--- start INFORMATION SHOWN ---
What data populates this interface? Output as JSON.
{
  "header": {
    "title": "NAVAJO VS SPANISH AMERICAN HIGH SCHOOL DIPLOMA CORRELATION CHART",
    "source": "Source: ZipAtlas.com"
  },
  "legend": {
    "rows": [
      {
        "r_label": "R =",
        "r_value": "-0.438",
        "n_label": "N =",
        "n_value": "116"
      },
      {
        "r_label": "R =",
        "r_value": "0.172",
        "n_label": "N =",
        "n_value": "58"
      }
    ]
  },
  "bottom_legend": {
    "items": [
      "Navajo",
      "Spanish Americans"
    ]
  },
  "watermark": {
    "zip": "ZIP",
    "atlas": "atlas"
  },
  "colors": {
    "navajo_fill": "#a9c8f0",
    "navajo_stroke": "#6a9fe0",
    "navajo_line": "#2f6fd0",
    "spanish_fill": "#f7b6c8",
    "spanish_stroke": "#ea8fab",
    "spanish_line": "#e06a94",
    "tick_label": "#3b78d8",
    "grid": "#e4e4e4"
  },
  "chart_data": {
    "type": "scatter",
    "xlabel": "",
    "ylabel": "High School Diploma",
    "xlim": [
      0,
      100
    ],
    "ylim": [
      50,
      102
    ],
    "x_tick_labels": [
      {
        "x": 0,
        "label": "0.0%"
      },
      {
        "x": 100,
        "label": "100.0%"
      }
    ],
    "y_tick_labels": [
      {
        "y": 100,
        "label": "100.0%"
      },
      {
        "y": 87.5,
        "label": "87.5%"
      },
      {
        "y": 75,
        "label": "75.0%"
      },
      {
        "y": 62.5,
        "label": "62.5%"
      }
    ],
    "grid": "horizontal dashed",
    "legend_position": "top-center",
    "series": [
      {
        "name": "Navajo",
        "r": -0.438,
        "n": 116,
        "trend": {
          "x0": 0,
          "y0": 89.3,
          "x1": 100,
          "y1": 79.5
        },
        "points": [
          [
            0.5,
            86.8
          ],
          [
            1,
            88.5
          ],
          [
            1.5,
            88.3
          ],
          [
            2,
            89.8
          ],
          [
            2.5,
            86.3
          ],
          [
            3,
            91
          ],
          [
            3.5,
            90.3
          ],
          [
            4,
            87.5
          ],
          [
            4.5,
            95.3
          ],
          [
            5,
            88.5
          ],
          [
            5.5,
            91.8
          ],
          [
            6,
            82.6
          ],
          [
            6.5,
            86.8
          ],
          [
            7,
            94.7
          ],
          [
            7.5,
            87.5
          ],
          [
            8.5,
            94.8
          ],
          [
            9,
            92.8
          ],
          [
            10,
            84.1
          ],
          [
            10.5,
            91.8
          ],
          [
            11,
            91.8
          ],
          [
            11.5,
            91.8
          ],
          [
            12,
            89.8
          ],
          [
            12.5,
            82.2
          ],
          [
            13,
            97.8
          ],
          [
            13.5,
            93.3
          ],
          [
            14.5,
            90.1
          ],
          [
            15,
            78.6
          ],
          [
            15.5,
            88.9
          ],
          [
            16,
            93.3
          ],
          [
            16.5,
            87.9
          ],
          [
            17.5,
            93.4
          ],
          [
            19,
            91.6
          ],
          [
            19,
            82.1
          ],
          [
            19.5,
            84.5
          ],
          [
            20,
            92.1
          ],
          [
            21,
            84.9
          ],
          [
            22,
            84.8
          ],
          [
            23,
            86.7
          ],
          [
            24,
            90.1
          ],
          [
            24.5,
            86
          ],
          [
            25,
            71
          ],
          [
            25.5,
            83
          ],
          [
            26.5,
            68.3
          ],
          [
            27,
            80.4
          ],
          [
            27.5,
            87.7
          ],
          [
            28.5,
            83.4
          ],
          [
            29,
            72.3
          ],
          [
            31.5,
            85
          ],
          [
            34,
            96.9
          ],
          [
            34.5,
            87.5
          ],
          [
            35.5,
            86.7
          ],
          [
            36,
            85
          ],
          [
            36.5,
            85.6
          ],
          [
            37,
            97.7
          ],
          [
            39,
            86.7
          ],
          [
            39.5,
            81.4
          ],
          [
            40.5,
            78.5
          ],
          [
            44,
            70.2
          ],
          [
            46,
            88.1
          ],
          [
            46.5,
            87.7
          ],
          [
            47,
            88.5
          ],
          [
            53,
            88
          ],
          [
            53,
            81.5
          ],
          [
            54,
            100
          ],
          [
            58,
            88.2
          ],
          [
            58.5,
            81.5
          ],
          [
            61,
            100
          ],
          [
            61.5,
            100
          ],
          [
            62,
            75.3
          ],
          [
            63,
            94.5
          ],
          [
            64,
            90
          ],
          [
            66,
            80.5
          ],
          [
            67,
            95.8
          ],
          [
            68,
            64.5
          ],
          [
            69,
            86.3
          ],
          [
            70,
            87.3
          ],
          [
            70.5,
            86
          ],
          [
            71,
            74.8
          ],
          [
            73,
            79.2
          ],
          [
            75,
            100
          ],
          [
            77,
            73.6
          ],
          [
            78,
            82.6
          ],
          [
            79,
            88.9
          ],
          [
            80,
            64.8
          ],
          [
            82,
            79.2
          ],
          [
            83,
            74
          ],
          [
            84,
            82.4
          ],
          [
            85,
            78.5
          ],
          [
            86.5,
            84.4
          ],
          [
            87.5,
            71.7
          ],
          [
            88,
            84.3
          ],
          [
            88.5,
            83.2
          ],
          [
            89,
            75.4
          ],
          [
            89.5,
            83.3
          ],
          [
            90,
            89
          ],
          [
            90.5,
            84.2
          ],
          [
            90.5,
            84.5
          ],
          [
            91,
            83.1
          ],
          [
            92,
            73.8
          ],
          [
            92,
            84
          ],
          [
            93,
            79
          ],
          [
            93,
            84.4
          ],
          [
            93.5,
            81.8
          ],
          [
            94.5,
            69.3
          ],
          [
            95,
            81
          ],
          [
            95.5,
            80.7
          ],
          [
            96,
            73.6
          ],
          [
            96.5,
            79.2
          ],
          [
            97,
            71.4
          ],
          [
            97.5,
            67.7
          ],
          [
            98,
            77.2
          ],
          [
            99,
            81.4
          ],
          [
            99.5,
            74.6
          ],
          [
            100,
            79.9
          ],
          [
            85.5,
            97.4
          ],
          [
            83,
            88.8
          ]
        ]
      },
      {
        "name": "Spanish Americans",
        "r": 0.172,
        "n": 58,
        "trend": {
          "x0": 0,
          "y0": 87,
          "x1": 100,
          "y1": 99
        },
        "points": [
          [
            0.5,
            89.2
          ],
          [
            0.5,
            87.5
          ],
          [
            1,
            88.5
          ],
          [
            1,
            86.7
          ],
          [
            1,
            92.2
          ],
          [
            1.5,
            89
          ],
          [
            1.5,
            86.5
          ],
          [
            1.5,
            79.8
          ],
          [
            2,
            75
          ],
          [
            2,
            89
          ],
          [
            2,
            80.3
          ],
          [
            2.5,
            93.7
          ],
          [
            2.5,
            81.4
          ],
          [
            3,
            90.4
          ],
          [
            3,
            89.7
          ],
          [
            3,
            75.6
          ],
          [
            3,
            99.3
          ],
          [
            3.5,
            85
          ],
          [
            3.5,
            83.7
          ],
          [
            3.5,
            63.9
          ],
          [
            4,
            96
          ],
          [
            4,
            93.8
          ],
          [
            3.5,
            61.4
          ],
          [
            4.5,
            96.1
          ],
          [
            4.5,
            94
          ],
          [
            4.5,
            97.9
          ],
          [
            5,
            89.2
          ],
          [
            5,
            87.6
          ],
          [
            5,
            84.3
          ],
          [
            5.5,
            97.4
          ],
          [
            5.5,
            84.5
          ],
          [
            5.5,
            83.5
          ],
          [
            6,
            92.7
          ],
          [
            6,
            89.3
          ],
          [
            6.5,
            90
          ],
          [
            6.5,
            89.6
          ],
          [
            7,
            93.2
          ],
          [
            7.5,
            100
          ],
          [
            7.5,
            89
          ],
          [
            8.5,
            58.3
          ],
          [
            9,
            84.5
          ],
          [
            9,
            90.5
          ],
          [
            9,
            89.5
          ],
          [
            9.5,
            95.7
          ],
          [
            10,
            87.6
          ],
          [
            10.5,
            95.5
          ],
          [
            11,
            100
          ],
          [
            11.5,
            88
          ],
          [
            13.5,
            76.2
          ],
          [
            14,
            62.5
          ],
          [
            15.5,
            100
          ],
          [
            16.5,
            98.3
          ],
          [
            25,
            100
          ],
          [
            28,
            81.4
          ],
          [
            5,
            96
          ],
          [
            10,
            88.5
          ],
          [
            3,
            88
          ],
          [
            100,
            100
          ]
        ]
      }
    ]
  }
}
--- end INFORMATION SHOWN ---
* [WHAT TO WORK ON]:
Find all lines with "Americans" in them and copy each one.

* [RESPONSE TO THE EXERCISE]:
      "Spanish Americans"
        "name": "Spanish Americans",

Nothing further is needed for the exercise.